Written task: Transcribe every line, keeping it exact.

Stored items
---*---

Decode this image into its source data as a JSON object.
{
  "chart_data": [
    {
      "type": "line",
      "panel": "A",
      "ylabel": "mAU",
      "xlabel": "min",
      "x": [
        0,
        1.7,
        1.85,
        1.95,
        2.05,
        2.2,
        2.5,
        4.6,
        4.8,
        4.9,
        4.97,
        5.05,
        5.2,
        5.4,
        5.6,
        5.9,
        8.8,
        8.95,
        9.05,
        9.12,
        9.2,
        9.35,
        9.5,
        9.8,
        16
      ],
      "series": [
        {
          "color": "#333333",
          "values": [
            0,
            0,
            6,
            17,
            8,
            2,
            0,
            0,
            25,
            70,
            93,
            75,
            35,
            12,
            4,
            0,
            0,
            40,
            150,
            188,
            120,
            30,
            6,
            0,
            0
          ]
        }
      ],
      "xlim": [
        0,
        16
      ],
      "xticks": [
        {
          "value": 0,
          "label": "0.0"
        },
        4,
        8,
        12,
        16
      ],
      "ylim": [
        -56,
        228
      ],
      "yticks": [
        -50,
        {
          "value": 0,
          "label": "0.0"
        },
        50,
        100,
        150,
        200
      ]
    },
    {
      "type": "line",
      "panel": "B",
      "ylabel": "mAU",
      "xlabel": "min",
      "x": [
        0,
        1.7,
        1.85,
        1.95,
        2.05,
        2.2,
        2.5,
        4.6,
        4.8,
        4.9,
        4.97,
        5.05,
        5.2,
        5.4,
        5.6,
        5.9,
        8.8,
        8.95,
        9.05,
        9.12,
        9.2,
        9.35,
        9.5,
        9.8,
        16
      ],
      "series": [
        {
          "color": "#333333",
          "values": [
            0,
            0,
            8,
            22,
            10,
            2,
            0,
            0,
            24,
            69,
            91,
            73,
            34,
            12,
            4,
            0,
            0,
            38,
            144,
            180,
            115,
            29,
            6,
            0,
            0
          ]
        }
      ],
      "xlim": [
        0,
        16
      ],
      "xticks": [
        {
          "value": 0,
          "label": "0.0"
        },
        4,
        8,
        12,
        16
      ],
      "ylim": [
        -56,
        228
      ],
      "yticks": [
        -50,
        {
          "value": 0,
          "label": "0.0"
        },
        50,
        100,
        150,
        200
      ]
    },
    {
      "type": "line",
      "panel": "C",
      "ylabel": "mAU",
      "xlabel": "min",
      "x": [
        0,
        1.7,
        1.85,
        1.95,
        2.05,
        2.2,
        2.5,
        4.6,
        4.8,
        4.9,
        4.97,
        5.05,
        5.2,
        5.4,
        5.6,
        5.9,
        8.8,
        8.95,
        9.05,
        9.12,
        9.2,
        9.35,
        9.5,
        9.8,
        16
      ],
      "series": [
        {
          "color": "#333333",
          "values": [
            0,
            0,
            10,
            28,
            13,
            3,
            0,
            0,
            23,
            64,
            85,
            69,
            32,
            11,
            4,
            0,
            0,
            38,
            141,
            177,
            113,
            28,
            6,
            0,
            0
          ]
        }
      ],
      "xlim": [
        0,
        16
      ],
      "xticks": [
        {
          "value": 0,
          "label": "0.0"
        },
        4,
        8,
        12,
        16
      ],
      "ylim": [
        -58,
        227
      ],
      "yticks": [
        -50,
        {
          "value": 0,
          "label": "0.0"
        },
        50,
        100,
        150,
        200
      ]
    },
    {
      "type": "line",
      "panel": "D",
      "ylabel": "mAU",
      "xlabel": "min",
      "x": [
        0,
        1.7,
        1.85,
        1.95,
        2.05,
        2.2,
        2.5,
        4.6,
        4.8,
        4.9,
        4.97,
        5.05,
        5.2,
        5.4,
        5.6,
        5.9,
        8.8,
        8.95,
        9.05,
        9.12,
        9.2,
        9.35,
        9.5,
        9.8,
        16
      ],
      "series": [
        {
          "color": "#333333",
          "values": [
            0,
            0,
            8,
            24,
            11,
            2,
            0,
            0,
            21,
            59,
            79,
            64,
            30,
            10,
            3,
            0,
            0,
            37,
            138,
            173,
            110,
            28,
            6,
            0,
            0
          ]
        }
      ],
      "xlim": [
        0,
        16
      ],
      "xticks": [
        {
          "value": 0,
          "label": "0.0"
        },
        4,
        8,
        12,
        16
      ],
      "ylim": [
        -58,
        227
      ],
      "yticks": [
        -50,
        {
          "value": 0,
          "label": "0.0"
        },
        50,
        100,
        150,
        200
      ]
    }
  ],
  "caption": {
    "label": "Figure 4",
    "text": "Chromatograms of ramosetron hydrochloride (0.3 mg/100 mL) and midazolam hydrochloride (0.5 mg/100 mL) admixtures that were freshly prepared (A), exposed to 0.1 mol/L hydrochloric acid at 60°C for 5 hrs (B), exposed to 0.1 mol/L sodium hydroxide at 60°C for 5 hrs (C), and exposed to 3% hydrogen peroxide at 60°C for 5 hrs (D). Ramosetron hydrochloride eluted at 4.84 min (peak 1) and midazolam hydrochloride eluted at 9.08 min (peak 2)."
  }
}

---*---

Result of the task:
Decode this image into its source data as a JSON object.
{
  "chart_data": [
    {
      "type": "line",
      "panel": "A",
      "ylabel": "mAU",
      "xlabel": "min",
      "x": [
        0,
        1.7,
        1.85,
        1.95,
        2.05,
        2.2,
        2.5,
        4.6,
        4.8,
        4.9,
        4.97,
        5.05,
        5.2,
        5.4,
        5.6,
        5.9,
        8.8,
        8.95,
        9.05,
        9.12,
        9.2,
        9.35,
        9.5,
        9.8,
        16
      ],
      "series": [
        {
          "color": "#333333",
          "values": [
            0,
            0,
            6,
            17,
            8,
            2,
            0,
            0,
            25,
            70,
            93,
            75,
            35,
            12,
            4,
            0,
            0,
            40,
            150,
            188,
            120,
            30,
            6,
            0,
            0
          ]
        }
      ],
      "xlim": [
        0,
        16
      ],
      "xticks": [
        {
          "value": 0,
          "label": "0.0"
        },
        4,
        8,
        12,
        16
      ],
      "ylim": [
        -56,
        228
      ],
      "yticks": [
        -50,
        {
          "value": 0,
          "label": "0.0"
        },
        50,
        100,
        150,
        200
      ]
    },
    {
      "type": "line",
      "panel": "B",
      "ylabel": "mAU",
      "xlabel": "min",
      "x": [
        0,
        1.7,
        1.85,
        1.95,
        2.05,
        2.2,
        2.5,
        4.6,
        4.8,
        4.9,
        4.97,
        5.05,
        5.2,
        5.4,
        5.6,
        5.9,
        8.8,
        8.95,
        9.05,
        9.12,
        9.2,
        9.35,
        9.5,
        9.8,
        16
      ],
      "series": [
        {
          "color": "#333333",
          "values": [
            0,
            0,
            8,
            22,
            10,
            2,
            0,
            0,
            24,
            69,
            91,
            73,
            34,
            12,
            4,
            0,
            0,
            38,
            144,
            180,
            115,
            29,
            6,
            0,
            0
          ]
        }
      ],
      "xlim": [
        0,
        16
      ],
      "xticks": [
        {
          "value": 0,
          "label": "0.0"
        },
        4,
        8,
        12,
        16
      ],
      "ylim": [
        -56,
        228
      ],
      "yticks": [
        -50,
        {
          "value": 0,
          "label": "0.0"
        },
        50,
        100,
        150,
        200
      ]
    },
    {
      "type": "line",
      "panel": "C",
      "ylabel": "mAU",
      "xlabel": "min",
      "x": [
        0,
        1.7,
        1.85,
        1.95,
        2.05,
        2.2,
        2.5,
        4.6,
        4.8,
        4.9,
        4.97,
        5.05,
        5.2,
        5.4,
        5.6,
        5.9,
        8.8,
        8.95,
        9.05,
        9.12,
        9.2,
        9.35,
        9.5,
        9.8,
        16
      ],
      "series": [
        {
          "color": "#333333",
          "values": [
            0,
            0,
            10,
            28,
            13,
            3,
            0,
            0,
            23,
            64,
            85,
            69,
            32,
            11,
            4,
            0,
            0,
            38,
            141,
            177,
            113,
            28,
            6,
            0,
            0
          ]
        }
      ],
      "xlim": [
        0,
        16
      ],
      "xticks": [
        {
          "value": 0,
          "label": "0.0"
        },
        4,
        8,
        12,
        16
      ],
      "ylim": [
        -58,
        227
      ],
      "yticks": [
        -50,
        {
          "value": 0,
          "label": "0.0"
        },
        50,
        100,
        150,
        200
      ]
    },
    {
      "type": "line",
      "panel": "D",
      "ylabel": "mAU",
      "xlabel": "min",
      "x": [
        0,
        1.7,
        1.85,
        1.95,
        2.05,
        2.2,
        2.5,
        4.6,
        4.8,
        4.9,
        4.97,
        5.05,
        5.2,
        5.4,
        5.6,
        5.9,
        8.8,
        8.95,
        9.05,
        9.12,
        9.2,
        9.35,
        9.5,
        9.8,
        16
      ],
      "series": [
        {
          "color": "#333333",
          "values": [
            0,
            0,
            8,
            24,
            11,
            2,
            0,
            0,
            21,
            59,
            79,
            64,
            30,
            10,
            3,
            0,
            0,
            37,
            138,
            173,
            110,
            28,
            6,
            0,
            0
          ]
        }
      ],
      "xlim": [
        0,
        16
      ],
      "xticks": [
        {
          "value": 0,
          "label": "0.0"
        },
        4,
        8,
        12,
        16
      ],
      "ylim": [
        -58,
        227
      ],
      "yticks": [
        -50,
        {
          "value": 0,
          "label": "0.0"
        },
        50,
        100,
        150,
        200
      ]
    }
  ],
  "caption": {
    "label": "Figure 4",
    "text": "Chromatograms of ramosetron hydrochloride (0.3 mg/100 mL) and midazolam hydrochloride (0.5 mg/100 mL) admixtures that were freshly prepared (A), exposed to 0.1 mol/L hydrochloric acid at 60°C for 5 hrs (B), exposed to 0.1 mol/L sodium hydroxide at 60°C for 5 hrs (C), and exposed to 3% hydrogen peroxide at 60°C for 5 hrs (D). Ramosetron hydrochloride eluted at 4.84 min (peak 1) and midazolam hydrochloride eluted at 9.08 min (peak 2)."
  }
}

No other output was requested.